- WRITTEN EXERCISE: Find every line in the records that holds the string "creation". Copy each one.
● ● ●
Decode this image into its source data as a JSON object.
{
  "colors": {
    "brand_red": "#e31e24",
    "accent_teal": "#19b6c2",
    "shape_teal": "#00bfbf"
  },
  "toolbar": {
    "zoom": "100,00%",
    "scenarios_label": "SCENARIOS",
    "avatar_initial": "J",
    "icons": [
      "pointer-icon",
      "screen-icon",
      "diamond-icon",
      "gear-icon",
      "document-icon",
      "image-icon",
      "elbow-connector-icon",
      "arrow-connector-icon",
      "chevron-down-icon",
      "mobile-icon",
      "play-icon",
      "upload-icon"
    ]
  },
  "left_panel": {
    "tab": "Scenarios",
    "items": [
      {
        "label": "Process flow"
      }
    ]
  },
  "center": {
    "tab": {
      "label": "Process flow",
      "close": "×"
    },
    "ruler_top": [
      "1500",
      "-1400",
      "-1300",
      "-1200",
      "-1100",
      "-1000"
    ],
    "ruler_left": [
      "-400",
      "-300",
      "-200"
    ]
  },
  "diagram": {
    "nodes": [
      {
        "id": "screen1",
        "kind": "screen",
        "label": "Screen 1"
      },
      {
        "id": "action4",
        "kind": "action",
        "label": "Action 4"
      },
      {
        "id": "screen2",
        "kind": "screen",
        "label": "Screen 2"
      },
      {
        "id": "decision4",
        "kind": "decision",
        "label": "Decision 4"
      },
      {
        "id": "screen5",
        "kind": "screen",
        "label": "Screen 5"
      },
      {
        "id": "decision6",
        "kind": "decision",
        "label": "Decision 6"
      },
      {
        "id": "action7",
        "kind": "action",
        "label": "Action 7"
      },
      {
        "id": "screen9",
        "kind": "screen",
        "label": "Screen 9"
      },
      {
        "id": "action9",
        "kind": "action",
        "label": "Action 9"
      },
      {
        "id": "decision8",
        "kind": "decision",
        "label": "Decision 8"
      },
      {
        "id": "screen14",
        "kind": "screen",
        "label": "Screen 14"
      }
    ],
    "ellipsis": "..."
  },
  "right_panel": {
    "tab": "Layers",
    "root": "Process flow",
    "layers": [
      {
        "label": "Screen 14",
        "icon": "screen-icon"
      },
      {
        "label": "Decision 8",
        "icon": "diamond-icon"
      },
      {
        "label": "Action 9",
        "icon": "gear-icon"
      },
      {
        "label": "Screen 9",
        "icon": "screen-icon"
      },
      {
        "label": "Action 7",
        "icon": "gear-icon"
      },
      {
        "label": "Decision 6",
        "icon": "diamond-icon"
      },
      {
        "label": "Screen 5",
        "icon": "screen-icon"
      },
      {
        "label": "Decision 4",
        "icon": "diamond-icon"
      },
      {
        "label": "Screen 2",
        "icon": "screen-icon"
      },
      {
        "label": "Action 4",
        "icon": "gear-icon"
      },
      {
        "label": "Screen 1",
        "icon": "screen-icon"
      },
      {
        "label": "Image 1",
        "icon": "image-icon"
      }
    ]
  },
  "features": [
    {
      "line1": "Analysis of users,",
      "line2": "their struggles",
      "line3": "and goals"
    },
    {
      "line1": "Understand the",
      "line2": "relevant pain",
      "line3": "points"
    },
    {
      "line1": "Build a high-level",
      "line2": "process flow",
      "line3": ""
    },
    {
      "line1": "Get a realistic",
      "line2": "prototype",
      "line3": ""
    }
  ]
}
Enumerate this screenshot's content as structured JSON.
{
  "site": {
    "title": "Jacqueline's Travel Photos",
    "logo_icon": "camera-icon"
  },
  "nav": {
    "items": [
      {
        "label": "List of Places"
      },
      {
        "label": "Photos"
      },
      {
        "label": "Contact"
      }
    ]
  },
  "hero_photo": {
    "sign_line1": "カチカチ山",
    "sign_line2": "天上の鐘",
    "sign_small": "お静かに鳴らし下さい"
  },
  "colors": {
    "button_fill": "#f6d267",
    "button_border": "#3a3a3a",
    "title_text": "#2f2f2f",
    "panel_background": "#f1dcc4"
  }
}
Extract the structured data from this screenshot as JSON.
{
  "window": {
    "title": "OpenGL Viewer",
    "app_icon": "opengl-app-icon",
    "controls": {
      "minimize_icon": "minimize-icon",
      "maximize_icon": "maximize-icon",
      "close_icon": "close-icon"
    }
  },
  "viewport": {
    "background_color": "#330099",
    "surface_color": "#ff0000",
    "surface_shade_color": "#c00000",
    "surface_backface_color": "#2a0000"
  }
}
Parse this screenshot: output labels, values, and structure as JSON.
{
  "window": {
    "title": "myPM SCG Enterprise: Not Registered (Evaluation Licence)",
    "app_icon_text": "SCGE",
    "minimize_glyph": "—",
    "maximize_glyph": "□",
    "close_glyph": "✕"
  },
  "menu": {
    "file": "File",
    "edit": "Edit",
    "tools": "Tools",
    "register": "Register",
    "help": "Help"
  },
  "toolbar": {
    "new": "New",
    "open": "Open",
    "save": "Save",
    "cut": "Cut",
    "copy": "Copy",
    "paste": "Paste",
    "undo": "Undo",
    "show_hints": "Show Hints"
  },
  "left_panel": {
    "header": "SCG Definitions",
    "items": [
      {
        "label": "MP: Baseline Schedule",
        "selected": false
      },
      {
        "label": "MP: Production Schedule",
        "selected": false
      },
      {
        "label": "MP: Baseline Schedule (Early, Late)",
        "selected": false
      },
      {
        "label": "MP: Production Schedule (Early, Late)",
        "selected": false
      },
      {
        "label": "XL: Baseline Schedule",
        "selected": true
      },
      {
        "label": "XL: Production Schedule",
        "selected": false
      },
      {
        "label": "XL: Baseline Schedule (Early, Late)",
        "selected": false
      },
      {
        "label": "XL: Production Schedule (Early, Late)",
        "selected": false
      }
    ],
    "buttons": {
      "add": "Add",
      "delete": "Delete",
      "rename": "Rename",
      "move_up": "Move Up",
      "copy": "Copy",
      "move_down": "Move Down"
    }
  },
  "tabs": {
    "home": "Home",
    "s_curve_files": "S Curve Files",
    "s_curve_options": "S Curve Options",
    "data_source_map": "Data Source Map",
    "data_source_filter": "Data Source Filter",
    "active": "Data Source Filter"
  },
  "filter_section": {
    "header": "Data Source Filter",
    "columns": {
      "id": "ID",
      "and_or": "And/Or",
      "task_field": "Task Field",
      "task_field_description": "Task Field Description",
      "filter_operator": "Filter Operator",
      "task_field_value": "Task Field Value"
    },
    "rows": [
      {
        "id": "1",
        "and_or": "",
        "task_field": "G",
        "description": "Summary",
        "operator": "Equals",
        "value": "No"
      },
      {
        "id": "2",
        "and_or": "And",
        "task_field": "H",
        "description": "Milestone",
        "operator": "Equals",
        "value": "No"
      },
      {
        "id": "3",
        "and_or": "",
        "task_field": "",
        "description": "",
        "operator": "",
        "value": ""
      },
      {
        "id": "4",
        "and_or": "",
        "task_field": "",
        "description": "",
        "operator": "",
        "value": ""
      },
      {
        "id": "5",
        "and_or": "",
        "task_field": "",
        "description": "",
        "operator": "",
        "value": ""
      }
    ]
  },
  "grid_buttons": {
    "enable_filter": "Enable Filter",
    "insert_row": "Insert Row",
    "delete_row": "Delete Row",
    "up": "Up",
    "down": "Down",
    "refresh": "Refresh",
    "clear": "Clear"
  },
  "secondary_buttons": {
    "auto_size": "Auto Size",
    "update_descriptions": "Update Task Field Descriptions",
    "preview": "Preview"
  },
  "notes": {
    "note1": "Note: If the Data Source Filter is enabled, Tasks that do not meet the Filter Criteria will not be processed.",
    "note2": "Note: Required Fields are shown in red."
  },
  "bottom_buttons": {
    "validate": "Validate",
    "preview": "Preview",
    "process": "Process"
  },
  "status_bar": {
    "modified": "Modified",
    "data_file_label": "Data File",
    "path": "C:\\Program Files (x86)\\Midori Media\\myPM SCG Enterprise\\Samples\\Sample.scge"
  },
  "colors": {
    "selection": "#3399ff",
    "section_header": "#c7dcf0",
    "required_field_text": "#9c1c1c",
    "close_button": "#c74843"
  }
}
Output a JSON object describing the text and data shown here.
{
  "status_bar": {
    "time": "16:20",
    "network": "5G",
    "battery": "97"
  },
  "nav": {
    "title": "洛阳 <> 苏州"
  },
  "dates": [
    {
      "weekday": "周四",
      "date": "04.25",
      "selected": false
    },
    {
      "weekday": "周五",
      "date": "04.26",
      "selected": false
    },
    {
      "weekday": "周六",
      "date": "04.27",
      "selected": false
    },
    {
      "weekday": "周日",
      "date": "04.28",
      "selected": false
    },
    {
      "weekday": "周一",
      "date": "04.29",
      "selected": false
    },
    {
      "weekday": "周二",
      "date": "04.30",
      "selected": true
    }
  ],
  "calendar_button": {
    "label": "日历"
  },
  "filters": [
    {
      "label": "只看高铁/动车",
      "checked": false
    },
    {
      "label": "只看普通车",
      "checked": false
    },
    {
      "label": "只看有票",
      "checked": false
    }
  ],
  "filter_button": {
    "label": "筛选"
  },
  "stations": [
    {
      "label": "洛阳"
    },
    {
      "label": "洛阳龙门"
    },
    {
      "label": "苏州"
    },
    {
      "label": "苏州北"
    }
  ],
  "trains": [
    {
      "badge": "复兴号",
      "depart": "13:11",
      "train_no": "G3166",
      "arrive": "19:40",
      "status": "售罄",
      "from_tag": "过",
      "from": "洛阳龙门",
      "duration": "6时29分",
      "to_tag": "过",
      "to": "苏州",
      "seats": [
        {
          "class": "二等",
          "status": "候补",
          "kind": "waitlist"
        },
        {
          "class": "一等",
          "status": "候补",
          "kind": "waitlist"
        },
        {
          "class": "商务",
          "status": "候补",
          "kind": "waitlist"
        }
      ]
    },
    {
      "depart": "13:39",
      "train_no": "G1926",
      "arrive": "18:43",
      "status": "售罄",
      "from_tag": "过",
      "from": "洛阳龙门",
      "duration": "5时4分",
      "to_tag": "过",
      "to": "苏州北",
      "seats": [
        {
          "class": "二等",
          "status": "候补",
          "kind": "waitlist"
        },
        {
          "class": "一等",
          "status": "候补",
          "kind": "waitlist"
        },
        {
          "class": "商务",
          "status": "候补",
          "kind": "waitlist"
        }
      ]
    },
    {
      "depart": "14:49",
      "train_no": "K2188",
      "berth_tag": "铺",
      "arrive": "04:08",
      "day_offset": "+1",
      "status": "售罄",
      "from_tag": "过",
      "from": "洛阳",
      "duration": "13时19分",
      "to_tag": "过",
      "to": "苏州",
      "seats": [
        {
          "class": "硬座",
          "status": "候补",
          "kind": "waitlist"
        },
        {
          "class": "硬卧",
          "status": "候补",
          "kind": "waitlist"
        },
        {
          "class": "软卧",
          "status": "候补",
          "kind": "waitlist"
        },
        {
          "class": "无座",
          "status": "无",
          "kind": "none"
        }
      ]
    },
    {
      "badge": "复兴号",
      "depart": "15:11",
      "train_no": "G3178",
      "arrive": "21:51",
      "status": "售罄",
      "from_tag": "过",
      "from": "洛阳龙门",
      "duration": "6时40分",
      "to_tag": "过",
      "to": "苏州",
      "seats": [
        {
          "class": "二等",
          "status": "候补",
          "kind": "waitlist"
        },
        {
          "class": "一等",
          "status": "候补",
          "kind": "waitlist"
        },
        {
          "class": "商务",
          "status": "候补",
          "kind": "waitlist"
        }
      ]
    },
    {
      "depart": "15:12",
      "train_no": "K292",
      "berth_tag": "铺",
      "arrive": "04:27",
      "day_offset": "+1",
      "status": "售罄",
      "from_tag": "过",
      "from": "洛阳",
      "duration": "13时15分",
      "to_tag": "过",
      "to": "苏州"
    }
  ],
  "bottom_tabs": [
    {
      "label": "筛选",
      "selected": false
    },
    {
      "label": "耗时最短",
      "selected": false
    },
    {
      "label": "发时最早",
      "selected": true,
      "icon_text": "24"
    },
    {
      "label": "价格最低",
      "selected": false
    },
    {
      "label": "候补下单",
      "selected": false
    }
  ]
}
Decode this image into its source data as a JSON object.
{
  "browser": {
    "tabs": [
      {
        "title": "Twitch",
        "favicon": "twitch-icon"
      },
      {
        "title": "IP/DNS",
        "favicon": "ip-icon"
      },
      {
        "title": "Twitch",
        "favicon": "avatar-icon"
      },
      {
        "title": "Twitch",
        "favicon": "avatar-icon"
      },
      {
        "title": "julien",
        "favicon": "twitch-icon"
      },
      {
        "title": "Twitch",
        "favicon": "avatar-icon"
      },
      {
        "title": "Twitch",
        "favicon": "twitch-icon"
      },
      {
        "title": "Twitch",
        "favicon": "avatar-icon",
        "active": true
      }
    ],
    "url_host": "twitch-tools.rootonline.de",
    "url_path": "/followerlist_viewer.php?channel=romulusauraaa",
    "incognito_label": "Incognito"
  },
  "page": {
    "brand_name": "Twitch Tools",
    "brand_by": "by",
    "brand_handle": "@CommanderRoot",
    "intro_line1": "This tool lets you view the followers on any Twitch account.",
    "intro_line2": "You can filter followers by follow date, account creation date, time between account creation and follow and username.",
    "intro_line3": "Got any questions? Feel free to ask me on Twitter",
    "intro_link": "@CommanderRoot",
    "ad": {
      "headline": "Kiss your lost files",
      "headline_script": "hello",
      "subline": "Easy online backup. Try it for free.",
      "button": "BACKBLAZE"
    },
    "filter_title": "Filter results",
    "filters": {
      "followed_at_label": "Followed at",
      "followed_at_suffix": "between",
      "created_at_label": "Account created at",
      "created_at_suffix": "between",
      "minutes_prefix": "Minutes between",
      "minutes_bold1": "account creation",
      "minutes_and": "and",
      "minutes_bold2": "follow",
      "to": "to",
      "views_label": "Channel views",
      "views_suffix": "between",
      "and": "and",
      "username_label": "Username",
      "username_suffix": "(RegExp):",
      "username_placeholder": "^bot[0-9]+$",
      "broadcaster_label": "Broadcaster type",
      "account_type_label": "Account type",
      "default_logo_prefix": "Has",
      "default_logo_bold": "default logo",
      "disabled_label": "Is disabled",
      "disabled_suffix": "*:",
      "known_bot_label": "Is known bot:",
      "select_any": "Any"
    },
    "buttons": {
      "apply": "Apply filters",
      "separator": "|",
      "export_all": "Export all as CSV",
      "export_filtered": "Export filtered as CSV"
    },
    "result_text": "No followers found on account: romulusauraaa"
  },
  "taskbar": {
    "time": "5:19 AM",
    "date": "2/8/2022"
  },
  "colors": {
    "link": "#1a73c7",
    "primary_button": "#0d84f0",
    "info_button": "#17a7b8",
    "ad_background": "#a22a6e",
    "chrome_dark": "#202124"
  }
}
● ● ●
- COMPLETED EXERCISE:
    "intro_line2": "You can filter followers by follow date, account creation date, time between account creation and follow and username.",
      "minutes_bold1": "account creation",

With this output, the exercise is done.